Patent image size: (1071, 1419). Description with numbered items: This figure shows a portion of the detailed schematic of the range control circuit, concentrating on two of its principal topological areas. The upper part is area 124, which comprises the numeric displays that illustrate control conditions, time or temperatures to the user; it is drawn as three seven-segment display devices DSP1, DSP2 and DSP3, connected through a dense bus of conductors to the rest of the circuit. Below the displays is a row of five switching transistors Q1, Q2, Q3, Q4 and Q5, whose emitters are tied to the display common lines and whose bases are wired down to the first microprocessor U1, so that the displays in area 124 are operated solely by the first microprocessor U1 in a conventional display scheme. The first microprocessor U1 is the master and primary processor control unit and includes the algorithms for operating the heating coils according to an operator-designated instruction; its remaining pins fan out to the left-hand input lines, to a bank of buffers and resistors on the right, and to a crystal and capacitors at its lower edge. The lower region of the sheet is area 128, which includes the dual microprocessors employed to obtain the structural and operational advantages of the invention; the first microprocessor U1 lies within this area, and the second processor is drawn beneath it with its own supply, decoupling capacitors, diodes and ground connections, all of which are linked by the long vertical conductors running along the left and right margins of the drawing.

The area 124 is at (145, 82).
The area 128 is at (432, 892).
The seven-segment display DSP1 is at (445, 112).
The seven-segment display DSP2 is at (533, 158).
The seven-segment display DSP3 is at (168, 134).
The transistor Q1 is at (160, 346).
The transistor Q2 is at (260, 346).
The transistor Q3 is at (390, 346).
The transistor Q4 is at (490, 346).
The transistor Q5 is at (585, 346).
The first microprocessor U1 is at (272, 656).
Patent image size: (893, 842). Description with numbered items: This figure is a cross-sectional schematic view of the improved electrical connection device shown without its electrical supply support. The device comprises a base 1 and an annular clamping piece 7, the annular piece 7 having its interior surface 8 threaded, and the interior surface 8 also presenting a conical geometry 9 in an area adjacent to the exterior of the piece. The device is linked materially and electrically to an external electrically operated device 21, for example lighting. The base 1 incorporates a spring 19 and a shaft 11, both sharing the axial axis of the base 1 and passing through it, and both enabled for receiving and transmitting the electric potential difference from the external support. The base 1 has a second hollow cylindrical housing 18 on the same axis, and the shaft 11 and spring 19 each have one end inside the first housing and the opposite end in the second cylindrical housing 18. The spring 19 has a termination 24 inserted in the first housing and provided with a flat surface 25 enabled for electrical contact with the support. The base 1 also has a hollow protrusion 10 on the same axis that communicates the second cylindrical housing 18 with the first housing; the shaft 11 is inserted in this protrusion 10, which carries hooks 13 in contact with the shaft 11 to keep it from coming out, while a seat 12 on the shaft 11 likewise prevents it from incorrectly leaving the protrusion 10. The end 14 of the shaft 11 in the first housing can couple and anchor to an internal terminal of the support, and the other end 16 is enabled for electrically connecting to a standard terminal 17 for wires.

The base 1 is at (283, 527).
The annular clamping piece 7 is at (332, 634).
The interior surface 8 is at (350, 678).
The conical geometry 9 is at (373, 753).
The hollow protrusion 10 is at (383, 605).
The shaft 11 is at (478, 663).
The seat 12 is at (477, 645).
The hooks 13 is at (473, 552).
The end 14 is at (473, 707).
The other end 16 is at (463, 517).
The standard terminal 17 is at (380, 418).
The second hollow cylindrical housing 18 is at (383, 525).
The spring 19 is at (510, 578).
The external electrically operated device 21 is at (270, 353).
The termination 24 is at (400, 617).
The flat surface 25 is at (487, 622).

○ ○ ○ ○

— Directive —
Repeat the part of the material that opens with the line containing "Patent image size: (893, 842)." and closes with the line containing "The termination 24 is at (400, 617).", keeping both of those lines.

— Solution —
Patent image size: (893, 842). Description with numbered items: This figure is a cross-sectional schematic view of the improved electrical connection device shown without its electrical supply support. The device comprises a base 1 and an annular clamping piece 7, the annular piece 7 having its interior surface 8 threaded, and the interior surface 8 also presenting a conical geometry 9 in an area adjacent to the exterior of the piece. The device is linked materially and electrically to an external electrically operated device 21, for example lighting. The base 1 incorporates a spring 19 and a shaft 11, both sharing the axial axis of the base 1 and passing through it, and both enabled for receiving and transmitting the electric potential difference from the external support. The base 1 has a second hollow cylindrical housing 18 on the same axis, and the shaft 11 and spring 19 each have one end inside the first housing and the opposite end in the second cylindrical housing 18. The spring 19 has a termination 24 inserted in the first housing and provided with a flat surface 25 enabled for electrical contact with the support. The base 1 also has a hollow protrusion 10 on the same axis that communicates the second cylindrical housing 18 with the first housing; the shaft 11 is inserted in this protrusion 10, which carries hooks 13 in contact with the shaft 11 to keep it from coming out, while a seat 12 on the shaft 11 likewise prevents it from incorrectly leaving the protrusion 10. The end 14 of the shaft 11 in the first housing can couple and anchor to an internal terminal of the support, and the other end 16 is enabled for electrically connecting to a standard terminal 17 for wires.

The base 1 is at (283, 527).
The annular clamping piece 7 is at (332, 634).
The interior surface 8 is at (350, 678).
The conical geometry 9 is at (373, 753).
The hollow protrusion 10 is at (383, 605).
The shaft 11 is at (478, 663).
The seat 12 is at (477, 645).
The hooks 13 is at (473, 552).
The end 14 is at (473, 707).
The other end 16 is at (463, 517).
The standard terminal 17 is at (380, 418).
The second hollow cylindrical housing 18 is at (383, 525).
The spring 19 is at (510, 578).
The external electrically operated device 21 is at (270, 353).
The termination 24 is at (400, 617).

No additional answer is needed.